| What is asked |
Quote the listing below in its entirety.

| Records |
###
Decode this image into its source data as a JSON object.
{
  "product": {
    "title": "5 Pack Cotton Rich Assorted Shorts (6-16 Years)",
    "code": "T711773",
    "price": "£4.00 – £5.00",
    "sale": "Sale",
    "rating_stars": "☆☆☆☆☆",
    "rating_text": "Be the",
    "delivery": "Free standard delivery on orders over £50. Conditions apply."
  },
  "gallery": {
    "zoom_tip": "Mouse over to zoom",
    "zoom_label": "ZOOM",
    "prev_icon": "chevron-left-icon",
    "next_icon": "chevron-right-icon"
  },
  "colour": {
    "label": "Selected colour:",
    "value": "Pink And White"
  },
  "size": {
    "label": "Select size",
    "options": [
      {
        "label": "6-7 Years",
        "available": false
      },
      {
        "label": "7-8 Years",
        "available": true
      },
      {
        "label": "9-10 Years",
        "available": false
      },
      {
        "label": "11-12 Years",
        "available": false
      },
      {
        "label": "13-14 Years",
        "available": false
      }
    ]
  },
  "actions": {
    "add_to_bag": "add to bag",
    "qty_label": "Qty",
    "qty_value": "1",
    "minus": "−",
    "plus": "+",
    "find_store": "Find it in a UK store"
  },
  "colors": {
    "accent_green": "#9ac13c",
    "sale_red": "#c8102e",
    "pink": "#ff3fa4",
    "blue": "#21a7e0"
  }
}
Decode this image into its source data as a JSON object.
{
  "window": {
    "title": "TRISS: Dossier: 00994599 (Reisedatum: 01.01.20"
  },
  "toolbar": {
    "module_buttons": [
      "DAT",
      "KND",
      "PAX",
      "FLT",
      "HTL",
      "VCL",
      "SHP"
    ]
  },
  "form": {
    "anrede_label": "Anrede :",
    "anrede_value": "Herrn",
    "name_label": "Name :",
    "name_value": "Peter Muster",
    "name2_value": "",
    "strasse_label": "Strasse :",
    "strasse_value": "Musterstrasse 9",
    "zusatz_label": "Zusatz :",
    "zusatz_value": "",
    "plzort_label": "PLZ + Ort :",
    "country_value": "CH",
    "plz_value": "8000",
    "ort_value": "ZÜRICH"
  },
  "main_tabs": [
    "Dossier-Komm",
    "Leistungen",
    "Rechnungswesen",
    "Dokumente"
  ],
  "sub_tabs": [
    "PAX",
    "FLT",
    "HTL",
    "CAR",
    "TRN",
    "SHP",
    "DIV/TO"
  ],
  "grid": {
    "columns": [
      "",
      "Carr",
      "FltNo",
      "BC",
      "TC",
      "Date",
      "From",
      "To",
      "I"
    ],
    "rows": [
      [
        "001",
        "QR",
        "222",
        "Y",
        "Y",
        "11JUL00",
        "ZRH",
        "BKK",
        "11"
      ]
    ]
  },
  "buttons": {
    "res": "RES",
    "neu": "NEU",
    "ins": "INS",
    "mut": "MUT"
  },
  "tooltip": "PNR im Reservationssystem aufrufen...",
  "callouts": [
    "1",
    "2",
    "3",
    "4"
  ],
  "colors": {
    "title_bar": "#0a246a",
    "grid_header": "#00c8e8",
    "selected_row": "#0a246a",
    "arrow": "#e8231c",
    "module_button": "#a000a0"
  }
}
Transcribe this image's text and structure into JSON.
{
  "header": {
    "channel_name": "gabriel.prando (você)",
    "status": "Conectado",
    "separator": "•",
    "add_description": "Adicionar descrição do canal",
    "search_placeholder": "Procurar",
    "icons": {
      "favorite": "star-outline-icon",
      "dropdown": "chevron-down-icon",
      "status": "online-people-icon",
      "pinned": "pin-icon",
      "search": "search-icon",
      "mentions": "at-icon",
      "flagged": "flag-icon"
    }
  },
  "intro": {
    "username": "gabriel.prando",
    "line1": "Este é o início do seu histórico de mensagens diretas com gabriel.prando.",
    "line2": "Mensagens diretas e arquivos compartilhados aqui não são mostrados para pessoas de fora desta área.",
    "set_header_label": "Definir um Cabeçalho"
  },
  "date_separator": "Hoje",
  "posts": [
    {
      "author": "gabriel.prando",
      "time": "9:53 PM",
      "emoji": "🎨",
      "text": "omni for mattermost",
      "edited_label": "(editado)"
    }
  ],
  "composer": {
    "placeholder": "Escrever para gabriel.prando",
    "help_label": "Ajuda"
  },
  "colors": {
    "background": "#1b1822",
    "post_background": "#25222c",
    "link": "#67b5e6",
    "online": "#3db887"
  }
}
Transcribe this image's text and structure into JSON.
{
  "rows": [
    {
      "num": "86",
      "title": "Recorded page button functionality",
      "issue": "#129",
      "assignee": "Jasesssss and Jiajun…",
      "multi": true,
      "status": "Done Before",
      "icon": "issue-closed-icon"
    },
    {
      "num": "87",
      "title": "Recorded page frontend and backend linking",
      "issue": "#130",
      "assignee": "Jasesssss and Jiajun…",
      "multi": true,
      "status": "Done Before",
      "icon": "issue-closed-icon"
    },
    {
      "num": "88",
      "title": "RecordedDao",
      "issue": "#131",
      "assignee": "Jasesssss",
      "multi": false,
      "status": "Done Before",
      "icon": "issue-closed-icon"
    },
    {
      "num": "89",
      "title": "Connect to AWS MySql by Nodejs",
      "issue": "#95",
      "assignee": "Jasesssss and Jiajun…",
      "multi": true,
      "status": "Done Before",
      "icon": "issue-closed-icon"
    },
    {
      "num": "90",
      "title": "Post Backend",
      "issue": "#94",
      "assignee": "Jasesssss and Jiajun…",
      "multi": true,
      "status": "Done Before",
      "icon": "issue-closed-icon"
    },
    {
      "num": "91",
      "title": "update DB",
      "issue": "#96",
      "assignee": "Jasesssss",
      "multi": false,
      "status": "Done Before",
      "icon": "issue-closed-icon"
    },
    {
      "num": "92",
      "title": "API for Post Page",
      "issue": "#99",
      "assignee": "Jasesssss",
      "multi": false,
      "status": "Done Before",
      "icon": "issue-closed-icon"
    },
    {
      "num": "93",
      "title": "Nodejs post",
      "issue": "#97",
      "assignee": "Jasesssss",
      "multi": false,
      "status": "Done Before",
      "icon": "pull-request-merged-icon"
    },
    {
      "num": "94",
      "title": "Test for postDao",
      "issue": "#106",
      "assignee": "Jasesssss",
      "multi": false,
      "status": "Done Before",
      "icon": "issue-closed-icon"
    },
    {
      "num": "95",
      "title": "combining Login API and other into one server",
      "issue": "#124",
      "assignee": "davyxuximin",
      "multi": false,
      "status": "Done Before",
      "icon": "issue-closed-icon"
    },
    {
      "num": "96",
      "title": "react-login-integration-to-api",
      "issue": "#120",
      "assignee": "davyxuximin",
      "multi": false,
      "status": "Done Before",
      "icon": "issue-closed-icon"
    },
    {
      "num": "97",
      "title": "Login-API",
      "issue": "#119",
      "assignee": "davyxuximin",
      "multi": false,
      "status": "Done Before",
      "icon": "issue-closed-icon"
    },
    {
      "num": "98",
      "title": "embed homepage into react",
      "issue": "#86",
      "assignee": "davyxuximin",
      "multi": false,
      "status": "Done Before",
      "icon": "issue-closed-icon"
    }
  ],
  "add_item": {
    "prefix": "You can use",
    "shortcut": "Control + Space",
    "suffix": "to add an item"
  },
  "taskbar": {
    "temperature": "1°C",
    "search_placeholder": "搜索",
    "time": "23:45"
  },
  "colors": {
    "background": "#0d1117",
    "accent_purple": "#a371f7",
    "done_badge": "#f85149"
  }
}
###
| Exercise solution |
Decode this image into its source data as a JSON object.
{
  "product": {
    "title": "5 Pack Cotton Rich Assorted Shorts (6-16 Years)",
    "code": "T711773",
    "price": "£4.00 – £5.00",
    "sale": "Sale",
    "rating_stars": "☆☆☆☆☆",
    "rating_text": "Be the",
    "delivery": "Free standard delivery on orders over £50. Conditions apply."
  },
  "gallery": {
    "zoom_tip": "Mouse over to zoom",
    "zoom_label": "ZOOM",
    "prev_icon": "chevron-left-icon",
    "next_icon": "chevron-right-icon"
  },
  "colour": {
    "label": "Selected colour:",
    "value": "Pink And White"
  },
  "size": {
    "label": "Select size",
    "options": [
      {
        "label": "6-7 Years",
        "available": false
      },
      {
        "label": "7-8 Years",
        "available": true
      },
      {
        "label": "9-10 Years",
        "available": false
      },
      {
        "label": "11-12 Years",
        "available": false
      },
      {
        "label": "13-14 Years",
        "available": false
      }
    ]
  },
  "actions": {
    "add_to_bag": "add to bag",
    "qty_label": "Qty",
    "qty_value": "1",
    "minus": "−",
    "plus": "+",
    "find_store": "Find it in a UK store"
  },
  "colors": {
    "accent_green": "#9ac13c",
    "sale_red": "#c8102e",
    "pink": "#ff3fa4",
    "blue": "#21a7e0"
  }
}
Decode this image into its source data as a JSON object.
{
  "window": {
    "title": "TRISS: Dossier: 00994599 (Reisedatum: 01.01.20"
  },
  "toolbar": {
    "module_buttons": [
      "DAT",
      "KND",
      "PAX",
      "FLT",
      "HTL",
      "VCL",
      "SHP"
    ]
  },
  "form": {
    "anrede_label": "Anrede :",
    "anrede_value": "Herrn",
    "name_label": "Name :",
    "name_value": "Peter Muster",
    "name2_value": "",
    "strasse_label": "Strasse :",
    "strasse_value": "Musterstrasse 9",
    "zusatz_label": "Zusatz :",
    "zusatz_value": "",
    "plzort_label": "PLZ + Ort :",
    "country_value": "CH",
    "plz_value": "8000",
    "ort_value": "ZÜRICH"
  },
  "main_tabs": [
    "Dossier-Komm",
    "Leistungen",
    "Rechnungswesen",
    "Dokumente"
  ],
  "sub_tabs": [
    "PAX",
    "FLT",
    "HTL",
    "CAR",
    "TRN",
    "SHP",
    "DIV/TO"
  ],
  "grid": {
    "columns": [
      "",
      "Carr",
      "FltNo",
      "BC",
      "TC",
      "Date",
      "From",
      "To",
      "I"
    ],
    "rows": [
      [
        "001",
        "QR",
        "222",
        "Y",
        "Y",
        "11JUL00",
        "ZRH",
        "BKK",
        "11"
      ]
    ]
  },
  "buttons": {
    "res": "RES",
    "neu": "NEU",
    "ins": "INS",
    "mut": "MUT"
  },
  "tooltip": "PNR im Reservationssystem aufrufen...",
  "callouts": [
    "1",
    "2",
    "3",
    "4"
  ],
  "colors": {
    "title_bar": "#0a246a",
    "grid_header": "#00c8e8",
    "selected_row": "#0a246a",
    "arrow": "#e8231c",
    "module_button": "#a000a0"
  }
}
Transcribe this image's text and structure into JSON.
{
  "header": {
    "channel_name": "gabriel.prando (você)",
    "status": "Conectado",
    "separator": "•",
    "add_description": "Adicionar descrição do canal",
    "search_placeholder": "Procurar",
    "icons": {
      "favorite": "star-outline-icon",
      "dropdown": "chevron-down-icon",
      "status": "online-people-icon",
      "pinned": "pin-icon",
      "search": "search-icon",
      "mentions": "at-icon",
      "flagged": "flag-icon"
    }
  },
  "intro": {
    "username": "gabriel.prando",
    "line1": "Este é o início do seu histórico de mensagens diretas com gabriel.prando.",
    "line2": "Mensagens diretas e arquivos compartilhados aqui não são mostrados para pessoas de fora desta área.",
    "set_header_label": "Definir um Cabeçalho"
  },
  "date_separator": "Hoje",
  "posts": [
    {
      "author": "gabriel.prando",
      "time": "9:53 PM",
      "emoji": "🎨",
      "text": "omni for mattermost",
      "edited_label": "(editado)"
    }
  ],
  "composer": {
    "placeholder": "Escrever para gabriel.prando",
    "help_label": "Ajuda"
  },
  "colors": {
    "background": "#1b1822",
    "post_background": "#25222c",
    "link": "#67b5e6",
    "online": "#3db887"
  }
}
Transcribe this image's text and structure into JSON.
{
  "rows": [
    {
      "num": "86",
      "title": "Recorded page button functionality",
      "issue": "#129",
      "assignee": "Jasesssss and Jiajun…",
      "multi": true,
      "status": "Done Before",
      "icon": "issue-closed-icon"
    },
    {
      "num": "87",
      "title": "Recorded page frontend and backend linking",
      "issue": "#130",
      "assignee": "Jasesssss and Jiajun…",
      "multi": true,
      "status": "Done Before",
      "icon": "issue-closed-icon"
    },
    {
      "num": "88",
      "title": "RecordedDao",
      "issue": "#131",
      "assignee": "Jasesssss",
      "multi": false,
      "status": "Done Before",
      "icon": "issue-closed-icon"
    },
    {
      "num": "89",
      "title": "Connect to AWS MySql by Nodejs",
      "issue": "#95",
      "assignee": "Jasesssss and Jiajun…",
      "multi": true,
      "status": "Done Before",
      "icon": "issue-closed-icon"
    },
    {
      "num": "90",
      "title": "Post Backend",
      "issue": "#94",
      "assignee": "Jasesssss and Jiajun…",
      "multi": true,
      "status": "Done Before",
      "icon": "issue-closed-icon"
    },
    {
      "num": "91",
      "title": "update DB",
      "issue": "#96",
      "assignee": "Jasesssss",
      "multi": false,
      "status": "Done Before",
      "icon": "issue-closed-icon"
    },
    {
      "num": "92",
      "title": "API for Post Page",
      "issue": "#99",
      "assignee": "Jasesssss",
      "multi": false,
      "status": "Done Before",
      "icon": "issue-closed-icon"
    },
    {
      "num": "93",
      "title": "Nodejs post",
      "issue": "#97",
      "assignee": "Jasesssss",
      "multi": false,
      "status": "Done Before",
      "icon": "pull-request-merged-icon"
    },
    {
      "num": "94",
      "title": "Test for postDao",
      "issue": "#106",
      "assignee": "Jasesssss",
      "multi": false,
      "status": "Done Before",
      "icon": "issue-closed-icon"
    },
    {
      "num": "95",
      "title": "combining Login API and other into one server",
      "issue": "#124",
      "assignee": "davyxuximin",
      "multi": false,
      "status": "Done Before",
      "icon": "issue-closed-icon"
    },
    {
      "num": "96",
      "title": "react-login-integration-to-api",
      "issue": "#120",
      "assignee": "davyxuximin",
      "multi": false,
      "status": "Done Before",
      "icon": "issue-closed-icon"
    },
    {
      "num": "97",
      "title": "Login-API",
      "issue": "#119",
      "assignee": "davyxuximin",
      "multi": false,
      "status": "Done Before",
      "icon": "issue-closed-icon"
    },
    {
      "num": "98",
      "title": "embed homepage into react",
      "issue": "#86",
      "assignee": "davyxuximin",
      "multi": false,
      "status": "Done Before",
      "icon": "issue-closed-icon"
    }
  ],
  "add_item": {
    "prefix": "You can use",
    "shortcut": "Control + Space",
    "suffix": "to add an item"
  },
  "taskbar": {
    "temperature": "1°C",
    "search_placeholder": "搜索",
    "time": "23:45"
  },
  "colors": {
    "background": "#0d1117",
    "accent_purple": "#a371f7",
    "done_badge": "#f85149"
  }
}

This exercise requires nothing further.